=== Dataset entries ===

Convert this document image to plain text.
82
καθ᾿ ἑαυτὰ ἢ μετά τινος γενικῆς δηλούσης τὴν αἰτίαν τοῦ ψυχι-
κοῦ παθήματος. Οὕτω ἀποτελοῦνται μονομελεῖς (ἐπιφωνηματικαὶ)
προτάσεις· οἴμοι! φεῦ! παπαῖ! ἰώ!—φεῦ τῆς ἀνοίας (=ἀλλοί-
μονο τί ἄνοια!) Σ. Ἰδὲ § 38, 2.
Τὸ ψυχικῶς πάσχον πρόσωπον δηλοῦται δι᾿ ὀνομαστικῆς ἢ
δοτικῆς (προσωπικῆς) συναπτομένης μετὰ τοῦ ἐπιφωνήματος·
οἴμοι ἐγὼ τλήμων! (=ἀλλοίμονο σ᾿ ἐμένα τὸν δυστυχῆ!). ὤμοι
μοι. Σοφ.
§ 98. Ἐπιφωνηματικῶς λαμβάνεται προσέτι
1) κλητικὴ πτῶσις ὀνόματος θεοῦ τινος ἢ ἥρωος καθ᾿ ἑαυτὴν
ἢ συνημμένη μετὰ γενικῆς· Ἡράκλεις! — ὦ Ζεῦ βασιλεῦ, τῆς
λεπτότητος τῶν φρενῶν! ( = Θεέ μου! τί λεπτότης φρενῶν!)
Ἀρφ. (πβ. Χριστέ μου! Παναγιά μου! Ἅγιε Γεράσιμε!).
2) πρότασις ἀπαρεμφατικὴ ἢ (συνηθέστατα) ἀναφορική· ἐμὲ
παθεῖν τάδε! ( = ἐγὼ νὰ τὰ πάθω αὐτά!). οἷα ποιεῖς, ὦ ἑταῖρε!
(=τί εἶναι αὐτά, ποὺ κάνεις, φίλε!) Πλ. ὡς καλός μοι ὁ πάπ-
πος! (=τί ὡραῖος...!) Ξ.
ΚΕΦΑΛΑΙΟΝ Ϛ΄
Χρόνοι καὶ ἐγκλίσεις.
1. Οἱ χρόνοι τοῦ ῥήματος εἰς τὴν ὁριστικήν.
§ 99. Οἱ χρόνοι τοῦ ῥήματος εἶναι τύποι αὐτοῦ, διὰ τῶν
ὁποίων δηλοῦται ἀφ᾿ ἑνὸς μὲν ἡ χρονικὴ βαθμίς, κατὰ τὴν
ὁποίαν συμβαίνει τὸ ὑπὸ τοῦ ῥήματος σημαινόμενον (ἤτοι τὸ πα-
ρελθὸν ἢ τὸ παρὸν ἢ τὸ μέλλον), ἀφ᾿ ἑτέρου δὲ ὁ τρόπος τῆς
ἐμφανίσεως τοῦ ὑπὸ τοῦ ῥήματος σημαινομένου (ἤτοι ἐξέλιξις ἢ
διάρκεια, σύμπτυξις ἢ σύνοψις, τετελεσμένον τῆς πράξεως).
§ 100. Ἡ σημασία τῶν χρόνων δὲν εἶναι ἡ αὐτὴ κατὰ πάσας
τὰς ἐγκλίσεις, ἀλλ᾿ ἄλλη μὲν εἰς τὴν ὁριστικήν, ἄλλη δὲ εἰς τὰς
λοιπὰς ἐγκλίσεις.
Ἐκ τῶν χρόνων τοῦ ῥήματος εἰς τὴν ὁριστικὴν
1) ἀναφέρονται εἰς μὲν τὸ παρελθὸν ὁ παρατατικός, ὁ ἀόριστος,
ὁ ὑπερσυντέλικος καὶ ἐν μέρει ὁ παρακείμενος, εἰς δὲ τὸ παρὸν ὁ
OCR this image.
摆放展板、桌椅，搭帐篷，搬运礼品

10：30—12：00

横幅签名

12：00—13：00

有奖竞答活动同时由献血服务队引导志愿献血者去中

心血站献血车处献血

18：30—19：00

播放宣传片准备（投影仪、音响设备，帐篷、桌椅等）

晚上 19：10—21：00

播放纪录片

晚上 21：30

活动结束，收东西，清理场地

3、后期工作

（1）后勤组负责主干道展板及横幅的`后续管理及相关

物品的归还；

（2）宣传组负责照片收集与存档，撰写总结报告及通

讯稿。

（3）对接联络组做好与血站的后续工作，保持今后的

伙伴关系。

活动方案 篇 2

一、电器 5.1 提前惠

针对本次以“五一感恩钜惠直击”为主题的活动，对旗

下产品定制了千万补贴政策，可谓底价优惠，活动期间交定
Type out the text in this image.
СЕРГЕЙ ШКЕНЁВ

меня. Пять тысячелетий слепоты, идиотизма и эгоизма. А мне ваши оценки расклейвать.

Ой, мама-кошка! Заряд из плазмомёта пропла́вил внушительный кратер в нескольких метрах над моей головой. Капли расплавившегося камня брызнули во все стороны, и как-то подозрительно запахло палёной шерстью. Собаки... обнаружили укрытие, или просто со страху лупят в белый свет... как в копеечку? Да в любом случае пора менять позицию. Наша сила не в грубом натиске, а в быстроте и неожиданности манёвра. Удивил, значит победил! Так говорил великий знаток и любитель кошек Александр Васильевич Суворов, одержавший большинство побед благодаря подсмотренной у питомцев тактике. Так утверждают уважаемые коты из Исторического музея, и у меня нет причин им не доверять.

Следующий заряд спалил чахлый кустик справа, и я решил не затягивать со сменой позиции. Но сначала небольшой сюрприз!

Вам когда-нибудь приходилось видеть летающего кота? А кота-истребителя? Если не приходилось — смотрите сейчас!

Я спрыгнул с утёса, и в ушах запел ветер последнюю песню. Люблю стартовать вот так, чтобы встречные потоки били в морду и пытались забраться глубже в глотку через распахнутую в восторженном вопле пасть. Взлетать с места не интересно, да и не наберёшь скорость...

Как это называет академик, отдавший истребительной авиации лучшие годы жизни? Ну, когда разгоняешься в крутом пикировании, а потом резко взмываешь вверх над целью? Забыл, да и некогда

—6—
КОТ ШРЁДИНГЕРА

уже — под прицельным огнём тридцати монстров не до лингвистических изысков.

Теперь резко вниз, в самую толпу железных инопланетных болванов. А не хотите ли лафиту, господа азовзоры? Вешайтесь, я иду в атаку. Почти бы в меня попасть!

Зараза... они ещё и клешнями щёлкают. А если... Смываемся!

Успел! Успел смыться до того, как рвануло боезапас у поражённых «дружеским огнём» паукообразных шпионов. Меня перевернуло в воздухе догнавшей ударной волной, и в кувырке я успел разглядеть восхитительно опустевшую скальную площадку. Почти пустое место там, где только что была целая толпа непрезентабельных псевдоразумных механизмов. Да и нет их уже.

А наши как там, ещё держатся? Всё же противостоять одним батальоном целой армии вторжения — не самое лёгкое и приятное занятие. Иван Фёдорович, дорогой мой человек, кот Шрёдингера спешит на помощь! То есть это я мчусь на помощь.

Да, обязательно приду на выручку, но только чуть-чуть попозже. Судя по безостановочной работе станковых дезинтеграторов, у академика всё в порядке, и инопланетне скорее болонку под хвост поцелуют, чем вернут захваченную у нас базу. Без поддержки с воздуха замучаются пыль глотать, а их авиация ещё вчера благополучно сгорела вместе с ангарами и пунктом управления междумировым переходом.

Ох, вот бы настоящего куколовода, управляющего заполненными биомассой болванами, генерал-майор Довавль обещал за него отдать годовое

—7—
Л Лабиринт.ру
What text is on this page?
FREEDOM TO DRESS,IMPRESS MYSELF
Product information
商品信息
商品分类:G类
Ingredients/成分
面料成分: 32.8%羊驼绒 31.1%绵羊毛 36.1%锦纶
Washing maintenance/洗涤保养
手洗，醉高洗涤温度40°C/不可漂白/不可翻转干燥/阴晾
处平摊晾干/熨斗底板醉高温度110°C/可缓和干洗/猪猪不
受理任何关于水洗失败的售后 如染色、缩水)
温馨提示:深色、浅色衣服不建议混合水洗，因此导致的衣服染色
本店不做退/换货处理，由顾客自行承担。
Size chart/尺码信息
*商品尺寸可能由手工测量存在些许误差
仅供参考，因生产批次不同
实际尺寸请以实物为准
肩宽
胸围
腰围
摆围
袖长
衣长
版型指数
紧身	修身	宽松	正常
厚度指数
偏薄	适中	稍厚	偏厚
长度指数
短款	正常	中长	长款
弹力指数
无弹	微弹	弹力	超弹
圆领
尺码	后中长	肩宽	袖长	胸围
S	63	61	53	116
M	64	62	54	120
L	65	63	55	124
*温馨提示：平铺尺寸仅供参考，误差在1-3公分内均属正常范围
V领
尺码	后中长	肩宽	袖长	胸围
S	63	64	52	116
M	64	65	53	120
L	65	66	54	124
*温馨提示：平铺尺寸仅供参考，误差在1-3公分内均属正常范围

===

[Exercise requirements]
In the records above, find each line with the word "ἤτοι" and copy it.

[Full response]
ὁποίαν συμβαίνει τὸ ὑπὸ τοῦ ῥήματος σημαινόμενον (ἤτοι τὸ πα-
ἐμφανίσεως τοῦ ὑπὸ τοῦ ῥήματος σημαινομένου (ἤτοι ἐξέλιξις ἢ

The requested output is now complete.